### [Records supplied]
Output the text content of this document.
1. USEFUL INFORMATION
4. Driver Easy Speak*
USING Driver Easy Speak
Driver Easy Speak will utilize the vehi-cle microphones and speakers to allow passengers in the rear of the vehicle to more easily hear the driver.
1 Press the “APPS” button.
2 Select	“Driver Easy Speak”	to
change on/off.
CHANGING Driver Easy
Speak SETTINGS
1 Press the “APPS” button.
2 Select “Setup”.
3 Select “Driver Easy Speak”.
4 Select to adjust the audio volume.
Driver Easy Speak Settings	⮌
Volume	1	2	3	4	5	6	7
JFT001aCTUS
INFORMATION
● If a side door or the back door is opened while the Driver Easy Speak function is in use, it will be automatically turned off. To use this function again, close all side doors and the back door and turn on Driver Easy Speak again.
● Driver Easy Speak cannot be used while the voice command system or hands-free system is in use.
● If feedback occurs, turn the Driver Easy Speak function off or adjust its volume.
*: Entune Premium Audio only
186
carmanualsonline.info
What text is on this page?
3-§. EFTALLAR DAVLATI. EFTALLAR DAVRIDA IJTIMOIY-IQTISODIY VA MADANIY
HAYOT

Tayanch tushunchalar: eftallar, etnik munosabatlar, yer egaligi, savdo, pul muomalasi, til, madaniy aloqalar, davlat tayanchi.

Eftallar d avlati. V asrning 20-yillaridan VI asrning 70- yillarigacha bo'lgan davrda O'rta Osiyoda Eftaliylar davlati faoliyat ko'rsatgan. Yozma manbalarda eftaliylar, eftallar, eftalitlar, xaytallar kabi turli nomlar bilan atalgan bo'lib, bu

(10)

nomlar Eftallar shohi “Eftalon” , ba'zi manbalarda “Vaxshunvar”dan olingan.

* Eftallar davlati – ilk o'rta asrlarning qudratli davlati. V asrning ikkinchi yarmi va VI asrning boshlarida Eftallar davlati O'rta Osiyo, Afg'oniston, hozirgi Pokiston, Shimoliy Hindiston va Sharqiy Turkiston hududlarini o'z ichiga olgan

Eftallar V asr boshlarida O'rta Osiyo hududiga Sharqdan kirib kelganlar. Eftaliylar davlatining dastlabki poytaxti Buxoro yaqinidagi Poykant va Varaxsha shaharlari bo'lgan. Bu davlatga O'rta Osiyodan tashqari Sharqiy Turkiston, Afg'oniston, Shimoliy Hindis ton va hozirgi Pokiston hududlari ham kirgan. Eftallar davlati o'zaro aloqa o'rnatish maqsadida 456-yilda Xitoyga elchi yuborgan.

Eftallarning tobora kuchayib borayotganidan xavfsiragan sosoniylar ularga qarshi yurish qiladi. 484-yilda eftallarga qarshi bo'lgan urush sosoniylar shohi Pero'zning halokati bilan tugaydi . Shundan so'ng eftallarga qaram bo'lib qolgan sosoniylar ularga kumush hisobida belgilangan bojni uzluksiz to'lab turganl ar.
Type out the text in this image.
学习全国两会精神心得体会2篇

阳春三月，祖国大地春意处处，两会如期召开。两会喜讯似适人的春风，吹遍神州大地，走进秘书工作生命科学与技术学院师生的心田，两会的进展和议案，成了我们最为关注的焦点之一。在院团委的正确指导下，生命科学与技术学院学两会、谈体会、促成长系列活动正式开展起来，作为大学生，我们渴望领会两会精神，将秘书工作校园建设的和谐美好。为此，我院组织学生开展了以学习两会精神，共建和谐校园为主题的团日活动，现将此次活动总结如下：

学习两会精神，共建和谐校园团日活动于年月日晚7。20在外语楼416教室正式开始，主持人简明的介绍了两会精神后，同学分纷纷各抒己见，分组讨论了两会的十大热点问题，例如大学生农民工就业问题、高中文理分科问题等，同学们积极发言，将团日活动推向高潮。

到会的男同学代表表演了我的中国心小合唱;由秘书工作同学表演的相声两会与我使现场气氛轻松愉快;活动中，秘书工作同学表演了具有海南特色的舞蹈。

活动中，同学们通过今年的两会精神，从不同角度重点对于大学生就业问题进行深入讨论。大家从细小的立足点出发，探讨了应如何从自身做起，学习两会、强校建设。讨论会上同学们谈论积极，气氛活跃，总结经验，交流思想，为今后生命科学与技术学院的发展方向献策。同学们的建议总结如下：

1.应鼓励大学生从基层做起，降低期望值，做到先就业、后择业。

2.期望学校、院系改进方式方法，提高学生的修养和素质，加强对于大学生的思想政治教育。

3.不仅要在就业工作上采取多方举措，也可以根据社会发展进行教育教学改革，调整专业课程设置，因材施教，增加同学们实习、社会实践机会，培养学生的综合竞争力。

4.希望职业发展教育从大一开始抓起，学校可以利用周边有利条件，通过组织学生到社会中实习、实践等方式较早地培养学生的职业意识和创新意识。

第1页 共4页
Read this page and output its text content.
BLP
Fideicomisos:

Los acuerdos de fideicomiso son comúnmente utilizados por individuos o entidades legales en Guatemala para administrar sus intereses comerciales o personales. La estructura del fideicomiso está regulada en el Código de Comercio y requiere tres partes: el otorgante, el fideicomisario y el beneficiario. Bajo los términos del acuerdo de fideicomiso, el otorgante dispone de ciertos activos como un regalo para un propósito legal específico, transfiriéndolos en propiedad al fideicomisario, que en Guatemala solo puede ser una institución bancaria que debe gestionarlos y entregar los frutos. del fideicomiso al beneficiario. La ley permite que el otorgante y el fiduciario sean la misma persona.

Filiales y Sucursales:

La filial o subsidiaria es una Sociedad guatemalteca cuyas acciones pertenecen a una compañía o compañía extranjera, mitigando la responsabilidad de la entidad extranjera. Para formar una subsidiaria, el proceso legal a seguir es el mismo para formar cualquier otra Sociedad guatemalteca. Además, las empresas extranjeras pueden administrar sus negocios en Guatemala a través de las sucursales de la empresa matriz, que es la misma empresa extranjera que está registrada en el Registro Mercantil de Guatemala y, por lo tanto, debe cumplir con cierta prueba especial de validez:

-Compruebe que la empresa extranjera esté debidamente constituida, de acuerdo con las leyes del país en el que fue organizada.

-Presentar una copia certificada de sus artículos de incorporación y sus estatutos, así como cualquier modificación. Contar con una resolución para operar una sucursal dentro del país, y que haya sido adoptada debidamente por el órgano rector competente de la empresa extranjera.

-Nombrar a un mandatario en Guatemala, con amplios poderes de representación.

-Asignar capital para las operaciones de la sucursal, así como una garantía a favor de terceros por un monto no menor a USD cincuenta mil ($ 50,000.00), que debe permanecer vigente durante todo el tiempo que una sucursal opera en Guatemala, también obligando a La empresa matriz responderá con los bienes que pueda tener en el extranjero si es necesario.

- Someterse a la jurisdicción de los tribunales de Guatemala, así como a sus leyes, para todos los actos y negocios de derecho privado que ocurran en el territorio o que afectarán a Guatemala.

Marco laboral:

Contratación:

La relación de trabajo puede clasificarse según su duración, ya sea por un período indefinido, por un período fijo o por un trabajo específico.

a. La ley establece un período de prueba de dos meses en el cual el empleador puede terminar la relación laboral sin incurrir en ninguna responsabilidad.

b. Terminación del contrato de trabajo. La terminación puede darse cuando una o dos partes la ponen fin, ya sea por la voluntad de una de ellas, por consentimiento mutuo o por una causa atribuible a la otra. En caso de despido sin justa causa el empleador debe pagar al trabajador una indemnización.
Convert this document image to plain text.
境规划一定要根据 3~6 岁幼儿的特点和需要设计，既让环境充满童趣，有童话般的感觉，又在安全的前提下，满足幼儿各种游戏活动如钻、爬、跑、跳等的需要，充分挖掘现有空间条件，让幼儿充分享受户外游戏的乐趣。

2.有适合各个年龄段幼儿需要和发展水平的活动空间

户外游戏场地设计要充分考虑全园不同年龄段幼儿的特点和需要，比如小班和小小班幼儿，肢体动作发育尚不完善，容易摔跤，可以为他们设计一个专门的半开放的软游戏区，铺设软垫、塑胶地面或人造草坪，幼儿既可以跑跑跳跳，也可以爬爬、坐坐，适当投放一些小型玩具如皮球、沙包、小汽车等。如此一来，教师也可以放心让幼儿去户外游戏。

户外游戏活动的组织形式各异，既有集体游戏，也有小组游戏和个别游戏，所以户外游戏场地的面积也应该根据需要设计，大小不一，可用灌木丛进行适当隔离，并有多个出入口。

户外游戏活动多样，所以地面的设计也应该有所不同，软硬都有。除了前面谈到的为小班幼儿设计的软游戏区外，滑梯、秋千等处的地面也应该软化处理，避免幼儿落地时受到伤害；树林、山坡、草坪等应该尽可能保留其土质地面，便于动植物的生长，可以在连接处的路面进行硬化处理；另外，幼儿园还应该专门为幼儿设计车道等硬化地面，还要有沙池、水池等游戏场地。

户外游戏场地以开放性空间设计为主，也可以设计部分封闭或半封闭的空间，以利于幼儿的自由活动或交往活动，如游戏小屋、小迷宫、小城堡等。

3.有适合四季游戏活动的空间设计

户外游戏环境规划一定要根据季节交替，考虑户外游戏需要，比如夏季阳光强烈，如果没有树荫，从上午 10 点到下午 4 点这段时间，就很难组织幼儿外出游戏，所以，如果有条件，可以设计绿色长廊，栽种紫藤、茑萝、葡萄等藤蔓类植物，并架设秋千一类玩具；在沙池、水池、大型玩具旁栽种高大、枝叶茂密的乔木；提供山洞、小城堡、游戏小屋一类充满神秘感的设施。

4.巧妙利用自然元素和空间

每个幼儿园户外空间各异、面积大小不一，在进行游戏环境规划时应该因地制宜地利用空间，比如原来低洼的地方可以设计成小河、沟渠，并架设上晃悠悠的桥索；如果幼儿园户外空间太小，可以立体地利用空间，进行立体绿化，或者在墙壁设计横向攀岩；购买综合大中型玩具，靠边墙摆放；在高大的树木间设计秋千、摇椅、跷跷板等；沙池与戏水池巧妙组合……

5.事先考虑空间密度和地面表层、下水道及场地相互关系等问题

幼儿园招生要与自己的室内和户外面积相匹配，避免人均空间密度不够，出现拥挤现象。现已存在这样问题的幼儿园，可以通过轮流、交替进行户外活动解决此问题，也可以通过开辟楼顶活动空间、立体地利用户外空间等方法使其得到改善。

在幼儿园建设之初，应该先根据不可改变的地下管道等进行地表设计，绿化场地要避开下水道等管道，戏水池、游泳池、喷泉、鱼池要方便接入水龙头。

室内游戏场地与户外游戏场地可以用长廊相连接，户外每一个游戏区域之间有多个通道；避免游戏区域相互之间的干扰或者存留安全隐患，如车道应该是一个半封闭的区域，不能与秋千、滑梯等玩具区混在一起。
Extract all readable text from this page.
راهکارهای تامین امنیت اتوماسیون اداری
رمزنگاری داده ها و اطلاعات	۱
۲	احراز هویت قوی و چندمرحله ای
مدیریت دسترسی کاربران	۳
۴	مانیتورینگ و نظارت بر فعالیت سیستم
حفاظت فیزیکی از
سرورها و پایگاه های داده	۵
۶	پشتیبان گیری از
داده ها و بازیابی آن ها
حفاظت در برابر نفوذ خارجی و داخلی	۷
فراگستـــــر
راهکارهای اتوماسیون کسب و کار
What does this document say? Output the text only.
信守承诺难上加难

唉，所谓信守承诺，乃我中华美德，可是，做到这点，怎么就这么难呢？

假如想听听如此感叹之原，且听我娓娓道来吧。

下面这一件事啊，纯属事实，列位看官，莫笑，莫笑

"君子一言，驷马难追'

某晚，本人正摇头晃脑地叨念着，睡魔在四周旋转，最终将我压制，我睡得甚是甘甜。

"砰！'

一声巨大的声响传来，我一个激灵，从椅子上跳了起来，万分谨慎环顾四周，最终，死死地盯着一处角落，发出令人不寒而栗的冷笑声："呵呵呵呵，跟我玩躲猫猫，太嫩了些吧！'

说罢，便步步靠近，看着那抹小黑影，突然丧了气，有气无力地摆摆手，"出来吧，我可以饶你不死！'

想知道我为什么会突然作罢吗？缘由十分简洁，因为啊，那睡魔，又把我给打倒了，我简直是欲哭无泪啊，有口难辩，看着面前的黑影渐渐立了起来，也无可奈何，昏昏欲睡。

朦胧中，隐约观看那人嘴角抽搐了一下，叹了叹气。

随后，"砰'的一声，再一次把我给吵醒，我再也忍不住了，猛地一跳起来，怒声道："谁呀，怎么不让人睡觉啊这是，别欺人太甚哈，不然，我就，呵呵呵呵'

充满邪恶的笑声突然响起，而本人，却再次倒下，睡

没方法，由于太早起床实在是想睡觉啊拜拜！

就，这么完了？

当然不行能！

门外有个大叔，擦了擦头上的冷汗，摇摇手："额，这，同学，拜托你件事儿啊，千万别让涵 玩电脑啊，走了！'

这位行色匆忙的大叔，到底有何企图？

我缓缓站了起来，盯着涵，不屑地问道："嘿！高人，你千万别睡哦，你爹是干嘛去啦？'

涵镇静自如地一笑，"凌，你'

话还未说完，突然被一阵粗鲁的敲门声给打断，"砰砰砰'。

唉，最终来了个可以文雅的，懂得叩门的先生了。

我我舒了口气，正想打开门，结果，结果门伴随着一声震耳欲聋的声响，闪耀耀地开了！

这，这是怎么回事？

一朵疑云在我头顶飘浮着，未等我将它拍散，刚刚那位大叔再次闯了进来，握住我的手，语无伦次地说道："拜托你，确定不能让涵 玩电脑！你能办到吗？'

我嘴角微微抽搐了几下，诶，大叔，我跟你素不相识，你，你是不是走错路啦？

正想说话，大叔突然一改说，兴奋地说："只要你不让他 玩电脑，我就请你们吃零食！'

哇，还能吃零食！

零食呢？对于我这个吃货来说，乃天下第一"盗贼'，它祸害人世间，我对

### [What you will do]
Go over the records above line by line and count those holding the word "image". Reply only with the number.

### [Completed exercise]
2